The problem: Using the data below, gather each line that includes the word "name".

☆ ☆ ☆ ☆

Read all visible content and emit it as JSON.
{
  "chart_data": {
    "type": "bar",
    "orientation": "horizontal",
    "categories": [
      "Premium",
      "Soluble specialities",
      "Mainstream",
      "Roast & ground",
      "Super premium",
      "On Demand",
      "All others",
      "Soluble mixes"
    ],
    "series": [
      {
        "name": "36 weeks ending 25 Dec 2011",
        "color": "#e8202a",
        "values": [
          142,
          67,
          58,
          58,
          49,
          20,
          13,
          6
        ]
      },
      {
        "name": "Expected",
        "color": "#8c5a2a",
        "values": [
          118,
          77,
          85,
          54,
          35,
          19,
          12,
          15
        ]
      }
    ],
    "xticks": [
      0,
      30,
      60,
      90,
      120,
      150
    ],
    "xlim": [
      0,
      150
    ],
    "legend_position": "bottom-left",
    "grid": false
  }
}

☆ ☆ ☆ ☆

The response:
        "name": "36 weeks ending 25 Dec 2011",
        "name": "Expected",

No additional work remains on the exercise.